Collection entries
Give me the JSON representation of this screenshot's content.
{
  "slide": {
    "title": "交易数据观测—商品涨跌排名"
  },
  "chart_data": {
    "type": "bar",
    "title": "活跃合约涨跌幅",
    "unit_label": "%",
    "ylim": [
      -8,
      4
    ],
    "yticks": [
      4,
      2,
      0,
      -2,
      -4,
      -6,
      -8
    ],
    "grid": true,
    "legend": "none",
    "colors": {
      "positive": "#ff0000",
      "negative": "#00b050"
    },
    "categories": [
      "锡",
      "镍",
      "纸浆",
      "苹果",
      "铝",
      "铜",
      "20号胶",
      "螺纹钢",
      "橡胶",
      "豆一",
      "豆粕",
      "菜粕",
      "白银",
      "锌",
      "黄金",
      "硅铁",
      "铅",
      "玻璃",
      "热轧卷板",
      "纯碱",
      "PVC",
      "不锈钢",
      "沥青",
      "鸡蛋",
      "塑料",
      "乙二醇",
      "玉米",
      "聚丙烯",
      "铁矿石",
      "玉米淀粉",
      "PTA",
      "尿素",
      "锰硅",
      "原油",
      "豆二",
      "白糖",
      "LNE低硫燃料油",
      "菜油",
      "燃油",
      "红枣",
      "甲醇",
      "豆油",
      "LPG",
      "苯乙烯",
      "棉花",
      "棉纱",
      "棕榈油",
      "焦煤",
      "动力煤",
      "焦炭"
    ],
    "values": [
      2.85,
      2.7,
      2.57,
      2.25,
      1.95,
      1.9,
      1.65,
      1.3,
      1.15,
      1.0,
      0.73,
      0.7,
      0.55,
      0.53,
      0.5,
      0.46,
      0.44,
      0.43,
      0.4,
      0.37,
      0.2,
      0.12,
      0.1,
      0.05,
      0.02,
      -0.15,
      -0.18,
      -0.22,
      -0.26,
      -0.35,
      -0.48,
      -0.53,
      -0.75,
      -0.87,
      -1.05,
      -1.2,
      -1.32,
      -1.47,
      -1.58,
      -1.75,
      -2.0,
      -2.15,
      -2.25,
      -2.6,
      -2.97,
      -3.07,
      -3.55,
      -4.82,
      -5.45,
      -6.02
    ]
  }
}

### WORK INSTRUCTIONS:
Your task is to give the records above again, exactly.

### FINAL RESULT:
Give me the JSON representation of this screenshot's content.
{
  "slide": {
    "title": "交易数据观测—商品涨跌排名"
  },
  "chart_data": {
    "type": "bar",
    "title": "活跃合约涨跌幅",
    "unit_label": "%",
    "ylim": [
      -8,
      4
    ],
    "yticks": [
      4,
      2,
      0,
      -2,
      -4,
      -6,
      -8
    ],
    "grid": true,
    "legend": "none",
    "colors": {
      "positive": "#ff0000",
      "negative": "#00b050"
    },
    "categories": [
      "锡",
      "镍",
      "纸浆",
      "苹果",
      "铝",
      "铜",
      "20号胶",
      "螺纹钢",
      "橡胶",
      "豆一",
      "豆粕",
      "菜粕",
      "白银",
      "锌",
      "黄金",
      "硅铁",
      "铅",
      "玻璃",
      "热轧卷板",
      "纯碱",
      "PVC",
      "不锈钢",
      "沥青",
      "鸡蛋",
      "塑料",
      "乙二醇",
      "玉米",
      "聚丙烯",
      "铁矿石",
      "玉米淀粉",
      "PTA",
      "尿素",
      "锰硅",
      "原油",
      "豆二",
      "白糖",
      "LNE低硫燃料油",
      "菜油",
      "燃油",
      "红枣",
      "甲醇",
      "豆油",
      "LPG",
      "苯乙烯",
      "棉花",
      "棉纱",
      "棕榈油",
      "焦煤",
      "动力煤",
      "焦炭"
    ],
    "values": [
      2.85,
      2.7,
      2.57,
      2.25,
      1.95,
      1.9,
      1.65,
      1.3,
      1.15,
      1.0,
      0.73,
      0.7,
      0.55,
      0.53,
      0.5,
      0.46,
      0.44,
      0.43,
      0.4,
      0.37,
      0.2,
      0.12,
      0.1,
      0.05,
      0.02,
      -0.15,
      -0.18,
      -0.22,
      -0.26,
      -0.35,
      -0.48,
      -0.53,
      -0.75,
      -0.87,
      -1.05,
      -1.2,
      -1.32,
      -1.47,
      -1.58,
      -1.75,
      -2.0,
      -2.15,
      -2.25,
      -2.6,
      -2.97,
      -3.07,
      -3.55,
      -4.82,
      -5.45,
      -6.02
    ]
  }
}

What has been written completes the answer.